══ SELECTED EXCERPT

MLam
MLam

Reputation: 171

python3 JSONDecodeError: Expecting value: line 1 column 1 (char 0)

I'm facing this error in python3.6.

My json file looks like this:

{
"id":"776", 
"text":"Scientists have just discovered a bizarre pattern in global weather. Extreme heat waves like the one that hit the Eastern US in 2012, leaving at least 82 dead, don't just come out of nowhere."
}

It's encoding 'utf-8' and I checked it online, it is a valid json file. I tried to load it in this way:

p = 'doc1.json'
json.loads(p)

I tried this as well:

p = "doc1.json"
with open(p, "r") as f:
    doc = json.load(f)

The error is the same:

JSONDecodeError: Expecting value: line 1 column 1 (char 0)

Anyone can help? Thank you!

Upvotes: 1

Views: 16990

Answers (2)

Jesse H.
Jesse H.

Reputation: 733

Aside

First, your path is not really a path. My response won't be about that, but your path should be something like '.path/to/the/doc1.json' (this example is a relative path).

TL;DR

json.loads is for loading str objects directly; json.load wants a fp or file pointer object which represents a file.

Solution

It appears you are misusing json.loads vs json.load (notice the s in one and not the other). I believe the s stands for string or Python object type str though I may be wrong. There is a very important distinction here; your path is represented by a string, but you actually care about the file as an object.

So of course this breaks because json.loads thinks it is trying to parse a type str object that is actually an invalid json:

path = 'a/path/like/this/is/a/string.json'
json.loads(path)
---------------------------------------------------------------------------
JSONDecodeError                           Traceback (most recent call last)
...
JSONDecodeError: Expecting value: line 1 column 1 (char 0)

Using this properly would look something like this:

json_str = '{"hello": "world!"}'
json.loads(json_str)

# The expected output.
{'hello': 'world!'}

Since json.loads does not meet our needs—it can, however it is extra and unnecessary code—we can use its friend json.load. json.load wants its first parameter to be an fp, but what is that? Well, it stands for file pointer which is a fancy way of saying "an object that represents a file." This has to do with opening a file to do something to or with it. In our case, we want to read the file into json.load.

We will use the context manager open() since that is a good thing to do. Note, I do not know what the contents of your doc1.json is so I replaced the output with my own.

path = 'path/to/the/doc1.json'
with open(path, 'r') as fp:
    print(json.load(fp))

# The expected output.
{'hello': 'world!'}

Generally, I think I would use json.load a lot more than json.loads (with the s) since I read directly from json files. If you load some json into your code using a third party package, you may find your self reading that in your code and then passing as a str to json.loads.

Resources

  1. Python's json — https://docs.python.org/3/library/json.html#module-json

Upvotes: 0

greg_data
greg_data

Reputation: 2293

p = 'doc1.json'
json.loads(p)

you're asking the json module to load the string 'doc1.json' which obviously isn't valid json, it's a filename.

You want to open the file, read the contents, then load the contents using json.loads():

p = 'doc1.json'
with open(p, 'r') as f:
    doc = json.loads(f.read())

As suggested in the comments, this could be further simplified to:

p = 'doc1.json'
with open(p, 'r') as f:
    doc = json.load(f)

where jon.load() takes a file handle and reads it for you.

════

**WHAT THIS EXERCISE ASKS:**
1. In the JSONDecodeError thread, which Python version does the asker say they are using?
2. List the section headings that Jesse H.'s answer in the JSONDecodeError thread uses.

══ MATERIAL SUPPLIED

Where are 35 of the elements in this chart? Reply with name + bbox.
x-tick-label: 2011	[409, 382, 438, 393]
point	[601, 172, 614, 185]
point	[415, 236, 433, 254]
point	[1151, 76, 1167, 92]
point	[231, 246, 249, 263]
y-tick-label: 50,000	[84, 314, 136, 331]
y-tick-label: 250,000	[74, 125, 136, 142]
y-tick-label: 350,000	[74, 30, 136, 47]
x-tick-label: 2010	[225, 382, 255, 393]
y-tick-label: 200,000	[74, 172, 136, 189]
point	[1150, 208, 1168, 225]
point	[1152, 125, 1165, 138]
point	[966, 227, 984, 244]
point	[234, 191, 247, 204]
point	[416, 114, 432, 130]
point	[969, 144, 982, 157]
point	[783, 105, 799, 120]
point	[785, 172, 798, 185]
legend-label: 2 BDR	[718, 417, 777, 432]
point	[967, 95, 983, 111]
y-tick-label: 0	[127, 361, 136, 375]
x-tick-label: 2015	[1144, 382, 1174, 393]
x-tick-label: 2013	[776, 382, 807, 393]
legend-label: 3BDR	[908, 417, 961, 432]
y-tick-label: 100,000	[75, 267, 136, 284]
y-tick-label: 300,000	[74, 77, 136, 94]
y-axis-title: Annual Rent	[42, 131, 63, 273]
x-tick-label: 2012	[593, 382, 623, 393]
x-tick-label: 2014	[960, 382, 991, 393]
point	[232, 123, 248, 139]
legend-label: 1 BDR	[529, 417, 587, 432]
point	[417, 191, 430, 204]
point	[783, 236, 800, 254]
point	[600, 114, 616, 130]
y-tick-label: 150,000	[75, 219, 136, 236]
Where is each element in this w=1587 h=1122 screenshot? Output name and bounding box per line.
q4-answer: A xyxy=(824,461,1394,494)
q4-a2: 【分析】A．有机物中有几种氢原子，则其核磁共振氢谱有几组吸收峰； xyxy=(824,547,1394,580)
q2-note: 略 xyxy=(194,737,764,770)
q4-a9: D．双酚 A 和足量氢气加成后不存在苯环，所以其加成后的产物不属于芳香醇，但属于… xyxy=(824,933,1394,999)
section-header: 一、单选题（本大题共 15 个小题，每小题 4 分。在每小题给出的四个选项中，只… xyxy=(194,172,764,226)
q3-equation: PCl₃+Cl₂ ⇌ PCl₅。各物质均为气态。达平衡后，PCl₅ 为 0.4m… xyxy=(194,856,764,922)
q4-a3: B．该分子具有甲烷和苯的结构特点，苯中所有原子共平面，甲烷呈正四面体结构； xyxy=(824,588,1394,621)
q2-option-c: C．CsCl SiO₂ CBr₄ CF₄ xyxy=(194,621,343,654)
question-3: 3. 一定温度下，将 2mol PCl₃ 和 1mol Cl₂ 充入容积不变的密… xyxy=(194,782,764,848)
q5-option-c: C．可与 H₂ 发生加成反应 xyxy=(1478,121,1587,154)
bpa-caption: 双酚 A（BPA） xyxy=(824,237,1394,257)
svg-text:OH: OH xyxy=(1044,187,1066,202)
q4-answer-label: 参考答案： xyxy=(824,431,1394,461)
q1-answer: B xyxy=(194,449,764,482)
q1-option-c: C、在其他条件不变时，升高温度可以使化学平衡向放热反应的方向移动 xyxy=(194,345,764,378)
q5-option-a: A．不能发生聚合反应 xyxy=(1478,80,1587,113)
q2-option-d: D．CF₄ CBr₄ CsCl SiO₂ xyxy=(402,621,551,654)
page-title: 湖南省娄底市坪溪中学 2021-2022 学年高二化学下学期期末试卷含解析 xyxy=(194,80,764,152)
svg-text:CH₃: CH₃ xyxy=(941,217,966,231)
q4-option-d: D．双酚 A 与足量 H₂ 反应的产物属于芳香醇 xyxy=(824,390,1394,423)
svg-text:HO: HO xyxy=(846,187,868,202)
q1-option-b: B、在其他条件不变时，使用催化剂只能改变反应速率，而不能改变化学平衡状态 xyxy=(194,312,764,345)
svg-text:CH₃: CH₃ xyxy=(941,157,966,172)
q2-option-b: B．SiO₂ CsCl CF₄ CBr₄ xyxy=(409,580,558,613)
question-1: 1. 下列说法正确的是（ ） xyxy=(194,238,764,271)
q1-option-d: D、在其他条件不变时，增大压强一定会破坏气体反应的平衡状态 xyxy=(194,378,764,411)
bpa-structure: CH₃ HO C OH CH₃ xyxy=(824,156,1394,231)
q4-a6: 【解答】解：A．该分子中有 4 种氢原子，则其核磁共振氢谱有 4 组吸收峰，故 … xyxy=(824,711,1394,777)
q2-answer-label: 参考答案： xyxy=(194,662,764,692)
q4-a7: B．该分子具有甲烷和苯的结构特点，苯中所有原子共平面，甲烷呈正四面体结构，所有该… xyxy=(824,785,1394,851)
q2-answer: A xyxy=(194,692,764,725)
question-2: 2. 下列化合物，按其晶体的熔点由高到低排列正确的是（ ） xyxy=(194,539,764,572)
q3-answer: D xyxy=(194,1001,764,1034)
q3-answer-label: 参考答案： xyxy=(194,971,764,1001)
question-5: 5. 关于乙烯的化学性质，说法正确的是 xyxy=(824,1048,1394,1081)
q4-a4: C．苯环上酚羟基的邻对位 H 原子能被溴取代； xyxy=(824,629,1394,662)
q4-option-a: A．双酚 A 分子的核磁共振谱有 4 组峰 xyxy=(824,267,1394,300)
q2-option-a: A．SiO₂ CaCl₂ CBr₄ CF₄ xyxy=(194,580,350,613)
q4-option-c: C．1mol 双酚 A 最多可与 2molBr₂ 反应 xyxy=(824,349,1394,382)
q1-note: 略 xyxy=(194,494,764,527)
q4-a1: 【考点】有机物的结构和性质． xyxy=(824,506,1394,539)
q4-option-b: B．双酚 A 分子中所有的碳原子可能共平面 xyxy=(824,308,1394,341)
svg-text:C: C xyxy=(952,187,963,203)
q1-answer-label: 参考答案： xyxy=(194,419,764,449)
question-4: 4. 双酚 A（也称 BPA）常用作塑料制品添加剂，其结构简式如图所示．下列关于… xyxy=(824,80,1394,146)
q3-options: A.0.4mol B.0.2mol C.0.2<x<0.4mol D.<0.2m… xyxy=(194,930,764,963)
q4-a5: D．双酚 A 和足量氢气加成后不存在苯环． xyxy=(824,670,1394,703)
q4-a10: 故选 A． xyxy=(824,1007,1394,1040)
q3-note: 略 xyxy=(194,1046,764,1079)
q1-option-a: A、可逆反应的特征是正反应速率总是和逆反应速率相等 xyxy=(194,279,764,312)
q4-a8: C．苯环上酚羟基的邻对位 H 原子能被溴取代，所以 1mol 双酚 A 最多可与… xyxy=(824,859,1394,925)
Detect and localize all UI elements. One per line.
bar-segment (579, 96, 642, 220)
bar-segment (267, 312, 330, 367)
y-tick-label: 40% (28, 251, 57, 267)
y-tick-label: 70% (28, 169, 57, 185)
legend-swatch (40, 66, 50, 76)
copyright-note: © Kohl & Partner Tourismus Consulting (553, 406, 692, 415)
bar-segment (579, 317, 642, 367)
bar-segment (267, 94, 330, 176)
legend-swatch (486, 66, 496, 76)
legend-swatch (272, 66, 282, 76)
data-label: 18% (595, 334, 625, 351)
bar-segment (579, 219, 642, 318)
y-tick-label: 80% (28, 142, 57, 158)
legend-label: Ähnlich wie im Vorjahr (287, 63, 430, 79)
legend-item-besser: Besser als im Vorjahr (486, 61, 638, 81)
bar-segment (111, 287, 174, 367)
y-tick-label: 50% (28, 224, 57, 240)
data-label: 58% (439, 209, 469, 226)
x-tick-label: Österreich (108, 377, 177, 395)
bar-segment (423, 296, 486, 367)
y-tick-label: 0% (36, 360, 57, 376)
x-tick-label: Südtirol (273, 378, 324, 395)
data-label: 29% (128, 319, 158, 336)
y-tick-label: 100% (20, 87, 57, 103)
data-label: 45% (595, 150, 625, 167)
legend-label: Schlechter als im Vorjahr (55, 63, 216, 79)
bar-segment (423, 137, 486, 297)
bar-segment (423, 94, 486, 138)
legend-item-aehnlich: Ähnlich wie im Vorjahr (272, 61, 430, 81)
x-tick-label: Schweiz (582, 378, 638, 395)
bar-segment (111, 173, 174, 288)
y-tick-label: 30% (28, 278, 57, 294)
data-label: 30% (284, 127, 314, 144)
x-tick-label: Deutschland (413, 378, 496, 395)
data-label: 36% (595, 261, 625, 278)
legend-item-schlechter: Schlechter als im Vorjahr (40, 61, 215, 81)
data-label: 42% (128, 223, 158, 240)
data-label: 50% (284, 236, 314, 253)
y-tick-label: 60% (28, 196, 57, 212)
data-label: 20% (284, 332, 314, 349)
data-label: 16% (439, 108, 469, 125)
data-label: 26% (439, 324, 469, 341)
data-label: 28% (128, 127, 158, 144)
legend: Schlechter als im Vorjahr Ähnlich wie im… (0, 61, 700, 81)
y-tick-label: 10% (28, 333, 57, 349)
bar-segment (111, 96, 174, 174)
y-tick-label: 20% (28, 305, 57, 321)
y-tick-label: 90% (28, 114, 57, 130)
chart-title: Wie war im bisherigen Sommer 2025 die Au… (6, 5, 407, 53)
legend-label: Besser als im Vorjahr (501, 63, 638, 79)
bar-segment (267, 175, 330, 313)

════

**RESULTS OF THE EXERCISE:**
1. Python 3.6

2. Aside, TL;DR, Solution, Resources